## Data excerpts
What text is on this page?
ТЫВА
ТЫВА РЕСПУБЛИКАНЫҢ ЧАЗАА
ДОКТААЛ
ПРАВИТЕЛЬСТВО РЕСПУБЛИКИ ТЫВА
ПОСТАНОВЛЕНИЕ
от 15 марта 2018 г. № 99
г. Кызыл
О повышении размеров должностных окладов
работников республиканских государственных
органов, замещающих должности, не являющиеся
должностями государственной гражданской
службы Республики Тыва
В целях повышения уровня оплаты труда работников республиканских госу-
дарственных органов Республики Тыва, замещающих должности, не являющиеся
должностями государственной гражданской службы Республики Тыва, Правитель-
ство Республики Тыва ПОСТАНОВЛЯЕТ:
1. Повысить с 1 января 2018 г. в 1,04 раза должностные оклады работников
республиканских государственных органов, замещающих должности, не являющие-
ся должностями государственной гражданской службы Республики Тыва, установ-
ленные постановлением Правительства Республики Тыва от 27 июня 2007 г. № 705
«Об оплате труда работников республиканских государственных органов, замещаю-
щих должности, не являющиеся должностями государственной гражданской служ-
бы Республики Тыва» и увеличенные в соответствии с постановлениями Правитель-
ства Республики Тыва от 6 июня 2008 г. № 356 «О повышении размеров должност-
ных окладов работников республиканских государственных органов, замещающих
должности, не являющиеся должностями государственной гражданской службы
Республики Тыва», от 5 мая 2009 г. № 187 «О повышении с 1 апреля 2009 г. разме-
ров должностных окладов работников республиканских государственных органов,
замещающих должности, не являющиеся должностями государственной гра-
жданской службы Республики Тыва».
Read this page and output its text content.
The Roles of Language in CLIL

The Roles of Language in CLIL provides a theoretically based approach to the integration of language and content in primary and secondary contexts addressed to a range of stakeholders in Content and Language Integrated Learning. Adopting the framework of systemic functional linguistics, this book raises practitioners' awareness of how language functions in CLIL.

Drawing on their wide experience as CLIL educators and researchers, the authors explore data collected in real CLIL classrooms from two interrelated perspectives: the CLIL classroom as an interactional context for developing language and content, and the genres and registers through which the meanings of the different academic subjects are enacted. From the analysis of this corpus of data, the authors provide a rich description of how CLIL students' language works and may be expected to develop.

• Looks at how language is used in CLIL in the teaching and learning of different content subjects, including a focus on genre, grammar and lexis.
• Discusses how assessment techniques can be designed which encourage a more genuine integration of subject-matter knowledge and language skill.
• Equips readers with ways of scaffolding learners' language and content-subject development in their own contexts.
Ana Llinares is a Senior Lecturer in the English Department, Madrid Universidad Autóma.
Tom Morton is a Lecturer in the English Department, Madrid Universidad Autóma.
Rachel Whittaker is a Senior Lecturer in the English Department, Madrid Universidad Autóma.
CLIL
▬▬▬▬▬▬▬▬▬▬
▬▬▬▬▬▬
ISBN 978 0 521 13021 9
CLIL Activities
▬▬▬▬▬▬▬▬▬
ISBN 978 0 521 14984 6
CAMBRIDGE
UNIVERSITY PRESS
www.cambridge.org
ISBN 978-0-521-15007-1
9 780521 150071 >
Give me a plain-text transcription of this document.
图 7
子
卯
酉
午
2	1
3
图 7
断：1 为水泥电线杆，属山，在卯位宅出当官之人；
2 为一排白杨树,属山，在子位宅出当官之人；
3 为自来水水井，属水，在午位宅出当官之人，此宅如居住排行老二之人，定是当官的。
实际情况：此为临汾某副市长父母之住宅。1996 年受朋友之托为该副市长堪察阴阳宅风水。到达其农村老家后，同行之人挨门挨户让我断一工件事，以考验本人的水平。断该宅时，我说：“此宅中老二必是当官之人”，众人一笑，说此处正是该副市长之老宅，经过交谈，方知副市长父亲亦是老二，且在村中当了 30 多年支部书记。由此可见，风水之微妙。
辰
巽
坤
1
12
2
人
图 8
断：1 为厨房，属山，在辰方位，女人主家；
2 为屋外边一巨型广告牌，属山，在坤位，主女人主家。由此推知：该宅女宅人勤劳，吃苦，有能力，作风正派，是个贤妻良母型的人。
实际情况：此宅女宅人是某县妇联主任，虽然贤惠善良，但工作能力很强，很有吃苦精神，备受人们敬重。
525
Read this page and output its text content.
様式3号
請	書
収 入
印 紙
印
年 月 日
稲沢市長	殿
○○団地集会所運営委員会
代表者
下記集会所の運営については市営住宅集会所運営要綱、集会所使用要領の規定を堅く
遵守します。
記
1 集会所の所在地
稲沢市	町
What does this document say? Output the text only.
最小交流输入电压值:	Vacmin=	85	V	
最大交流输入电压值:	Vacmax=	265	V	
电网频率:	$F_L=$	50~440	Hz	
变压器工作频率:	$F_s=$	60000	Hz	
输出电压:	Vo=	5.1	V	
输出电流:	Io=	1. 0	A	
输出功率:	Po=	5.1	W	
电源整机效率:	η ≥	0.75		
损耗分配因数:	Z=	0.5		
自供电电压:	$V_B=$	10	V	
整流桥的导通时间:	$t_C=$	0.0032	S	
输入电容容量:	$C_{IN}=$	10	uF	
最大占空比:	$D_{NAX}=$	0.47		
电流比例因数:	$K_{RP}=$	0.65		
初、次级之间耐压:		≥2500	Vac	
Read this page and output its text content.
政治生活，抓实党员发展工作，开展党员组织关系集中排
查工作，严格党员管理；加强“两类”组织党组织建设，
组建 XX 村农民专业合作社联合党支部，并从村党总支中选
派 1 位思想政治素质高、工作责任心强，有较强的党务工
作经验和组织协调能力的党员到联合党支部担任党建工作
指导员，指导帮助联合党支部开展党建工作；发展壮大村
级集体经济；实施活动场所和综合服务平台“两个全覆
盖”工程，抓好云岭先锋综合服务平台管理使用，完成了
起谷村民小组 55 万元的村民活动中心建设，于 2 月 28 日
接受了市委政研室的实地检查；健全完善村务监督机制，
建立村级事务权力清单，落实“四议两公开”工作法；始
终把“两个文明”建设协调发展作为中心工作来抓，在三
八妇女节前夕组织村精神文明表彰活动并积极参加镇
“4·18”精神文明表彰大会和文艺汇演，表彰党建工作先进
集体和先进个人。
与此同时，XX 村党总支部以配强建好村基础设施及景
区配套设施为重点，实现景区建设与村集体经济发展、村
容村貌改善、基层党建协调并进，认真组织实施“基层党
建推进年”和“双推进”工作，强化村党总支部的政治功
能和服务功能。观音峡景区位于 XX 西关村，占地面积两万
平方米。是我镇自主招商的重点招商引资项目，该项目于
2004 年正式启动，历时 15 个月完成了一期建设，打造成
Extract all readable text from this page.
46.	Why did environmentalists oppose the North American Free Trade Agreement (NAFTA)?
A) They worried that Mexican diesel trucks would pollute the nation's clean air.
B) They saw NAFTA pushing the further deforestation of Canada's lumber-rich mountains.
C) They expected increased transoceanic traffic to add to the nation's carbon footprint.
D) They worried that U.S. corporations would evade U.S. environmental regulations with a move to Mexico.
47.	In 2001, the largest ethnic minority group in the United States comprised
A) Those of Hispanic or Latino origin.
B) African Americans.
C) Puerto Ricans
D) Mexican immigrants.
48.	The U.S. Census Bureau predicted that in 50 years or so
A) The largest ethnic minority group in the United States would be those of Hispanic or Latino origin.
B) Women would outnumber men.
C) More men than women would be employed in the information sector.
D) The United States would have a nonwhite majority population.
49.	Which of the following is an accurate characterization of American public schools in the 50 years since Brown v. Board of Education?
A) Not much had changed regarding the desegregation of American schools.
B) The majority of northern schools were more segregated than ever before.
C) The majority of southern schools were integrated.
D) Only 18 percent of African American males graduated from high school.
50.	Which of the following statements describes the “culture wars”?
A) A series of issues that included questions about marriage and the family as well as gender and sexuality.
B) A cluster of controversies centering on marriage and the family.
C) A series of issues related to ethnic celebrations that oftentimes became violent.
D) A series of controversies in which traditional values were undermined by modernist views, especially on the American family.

## Problem statement
How many lines of the listing include the string "CLIL"? Answer with the number alone.

## Written answer
6